▶ _Objective_
Quote each line of the material verbatim, without the pictures.

▶ _Information given_
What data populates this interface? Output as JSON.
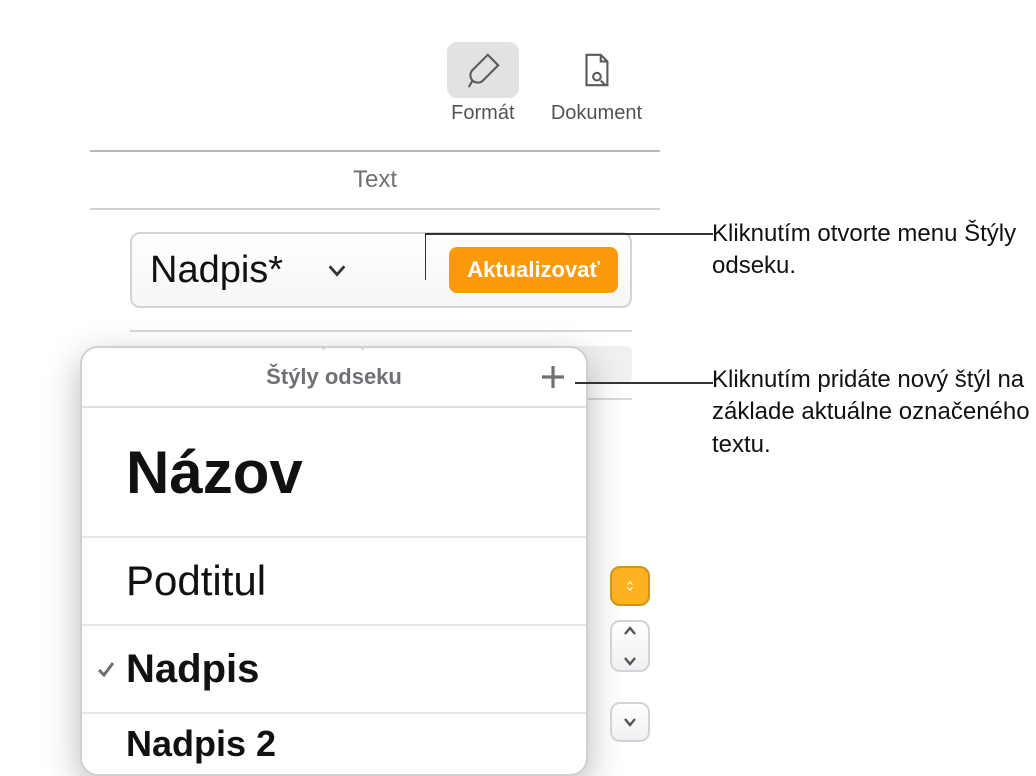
{
  "toolbar": {
    "format": "Formát",
    "document": "Dokument"
  },
  "panel": {
    "header": "Text",
    "style_name": "Nadpis*",
    "update_btn": "Aktualizovať"
  },
  "popover": {
    "title": "Štýly odseku",
    "items": {
      "title_style": "Názov",
      "subtitle_style": "Podtitul",
      "heading1": "Nadpis",
      "heading2": "Nadpis 2"
    }
  },
  "callouts": {
    "open_menu": "Kliknutím otvorte menu Štýly odseku.",
    "add_style": "Kliknutím pridáte nový štýl na základe aktuálne označeného textu."
  }
}
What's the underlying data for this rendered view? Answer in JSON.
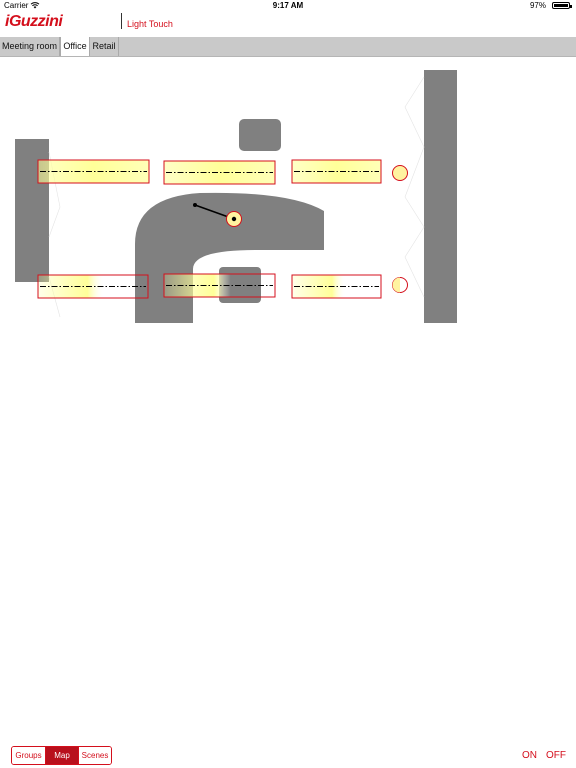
{
  "status_bar": {
    "carrier": "Carrier",
    "wifi_icon": "wifi-icon",
    "time": "9:17 AM",
    "battery_percent": "97%",
    "battery_level": 0.97
  },
  "header": {
    "logo": "iGuzzini",
    "title": "Light Touch"
  },
  "tabs": [
    {
      "label": "Meeting room",
      "active": false
    },
    {
      "label": "Office",
      "active": true
    },
    {
      "label": "Retail",
      "active": false
    }
  ],
  "floor_map": {
    "fixtures": [
      {
        "type": "linear",
        "row": "top",
        "column": 1
      },
      {
        "type": "linear",
        "row": "top",
        "column": 2
      },
      {
        "type": "linear",
        "row": "top",
        "column": 3
      },
      {
        "type": "spot",
        "row": "top",
        "column": 4
      },
      {
        "type": "spot",
        "row": "center",
        "column": 2
      },
      {
        "type": "linear",
        "row": "bottom",
        "column": 1
      },
      {
        "type": "linear",
        "row": "bottom",
        "column": 2
      },
      {
        "type": "linear",
        "row": "bottom",
        "column": 3
      },
      {
        "type": "spot",
        "row": "bottom",
        "column": 4
      }
    ],
    "colors": {
      "wall": "#808080",
      "fixture_border": "#d40f1c",
      "light_glow": "#ffff99",
      "spot_fill": "#fff3a0"
    }
  },
  "bottom_bar": {
    "view_modes": [
      {
        "label": "Groups",
        "active": false
      },
      {
        "label": "Map",
        "active": true
      },
      {
        "label": "Scenes",
        "active": false
      }
    ],
    "on_label": "ON",
    "off_label": "OFF"
  },
  "colors": {
    "accent": "#d40f1c",
    "tabbar_bg": "#c9c9c9"
  }
}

▶ _Finished task_
What data populates this interface? Output as JSON.
{
  "toolbar": {
    "format": "Formát",
    "document": "Dokument"
  },
  "panel": {
    "header": "Text",
    "style_name": "Nadpis*",
    "update_btn": "Aktualizovať"
  },
  "popover": {
    "title": "Štýly odseku",
    "items": {
      "title_style": "Názov",
      "subtitle_style": "Podtitul",
      "heading1": "Nadpis",
      "heading2": "Nadpis 2"
    }
  },
  "callouts": {
    "open_menu": "Kliknutím otvorte menu Štýly odseku.",
    "add_style": "Kliknutím pridáte nový štýl na základe aktuálne označeného textu."
  }
}
What's the underlying data for this rendered view? Answer in JSON.
{
  "status_bar": {
    "carrier": "Carrier",
    "wifi_icon": "wifi-icon",
    "time": "9:17 AM",
    "battery_percent": "97%",
    "battery_level": 0.97
  },
  "header": {
    "logo": "iGuzzini",
    "title": "Light Touch"
  },
  "tabs": [
    {
      "label": "Meeting room",
      "active": false
    },
    {
      "label": "Office",
      "active": true
    },
    {
      "label": "Retail",
      "active": false
    }
  ],
  "floor_map": {
    "fixtures": [
      {
        "type": "linear",
        "row": "top",
        "column": 1
      },
      {
        "type": "linear",
        "row": "top",
        "column": 2
      },
      {
        "type": "linear",
        "row": "top",
        "column": 3
      },
      {
        "type": "spot",
        "row": "top",
        "column": 4
      },
      {
        "type": "spot",
        "row": "center",
        "column": 2
      },
      {
        "type": "linear",
        "row": "bottom",
        "column": 1
      },
      {
        "type": "linear",
        "row": "bottom",
        "column": 2
      },
      {
        "type": "linear",
        "row": "bottom",
        "column": 3
      },
      {
        "type": "spot",
        "row": "bottom",
        "column": 4
      }
    ],
    "colors": {
      "wall": "#808080",
      "fixture_border": "#d40f1c",
      "light_glow": "#ffff99",
      "spot_fill": "#fff3a0"
    }
  },
  "bottom_bar": {
    "view_modes": [
      {
        "label": "Groups",
        "active": false
      },
      {
        "label": "Map",
        "active": true
      },
      {
        "label": "Scenes",
        "active": false
      }
    ],
    "on_label": "ON",
    "off_label": "OFF"
  },
  "colors": {
    "accent": "#d40f1c",
    "tabbar_bg": "#c9c9c9"
  }
}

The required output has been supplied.